TASK:
When you retype the data, keep every line exactly as it appears.

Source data
+++++

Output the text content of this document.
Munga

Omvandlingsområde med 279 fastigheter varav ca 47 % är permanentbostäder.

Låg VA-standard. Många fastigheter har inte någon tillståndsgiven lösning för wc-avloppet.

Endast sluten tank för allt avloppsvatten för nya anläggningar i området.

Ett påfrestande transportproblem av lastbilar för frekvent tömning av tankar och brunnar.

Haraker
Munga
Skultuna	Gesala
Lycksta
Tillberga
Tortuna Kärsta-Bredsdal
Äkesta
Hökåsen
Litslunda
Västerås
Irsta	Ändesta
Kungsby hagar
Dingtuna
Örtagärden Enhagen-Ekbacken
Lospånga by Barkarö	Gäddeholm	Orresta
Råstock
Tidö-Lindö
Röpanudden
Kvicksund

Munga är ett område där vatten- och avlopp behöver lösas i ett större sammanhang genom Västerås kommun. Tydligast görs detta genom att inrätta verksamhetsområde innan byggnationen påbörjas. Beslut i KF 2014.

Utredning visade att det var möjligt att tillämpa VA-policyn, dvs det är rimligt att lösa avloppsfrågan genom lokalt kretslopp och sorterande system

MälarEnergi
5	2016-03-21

+++++

RESULT FOR THIS EXERCISE:
Output the text content of this document.
Munga

Omvandlingsområde med 279 fastigheter varav ca 47 % är permanentbostäder.

Låg VA-standard. Många fastigheter har inte någon tillståndsgiven lösning för wc-avloppet.

Endast sluten tank för allt avloppsvatten för nya anläggningar i området.

Ett påfrestande transportproblem av lastbilar för frekvent tömning av tankar och brunnar.

Haraker
Munga
Skultuna	Gesala
Lycksta
Tillberga
Tortuna Kärsta-Bredsdal
Äkesta
Hökåsen
Litslunda
Västerås
Irsta	Ändesta
Kungsby hagar
Dingtuna
Örtagärden Enhagen-Ekbacken
Lospånga by Barkarö	Gäddeholm	Orresta
Råstock
Tidö-Lindö
Röpanudden
Kvicksund

Munga är ett område där vatten- och avlopp behöver lösas i ett större sammanhang genom Västerås kommun. Tydligast görs detta genom att inrätta verksamhetsområde innan byggnationen påbörjas. Beslut i KF 2014.

Utredning visade att det var möjligt att tillämpa VA-policyn, dvs det är rimligt att lösa avloppsfrågan genom lokalt kretslopp och sorterande system

MälarEnergi
5	2016-03-21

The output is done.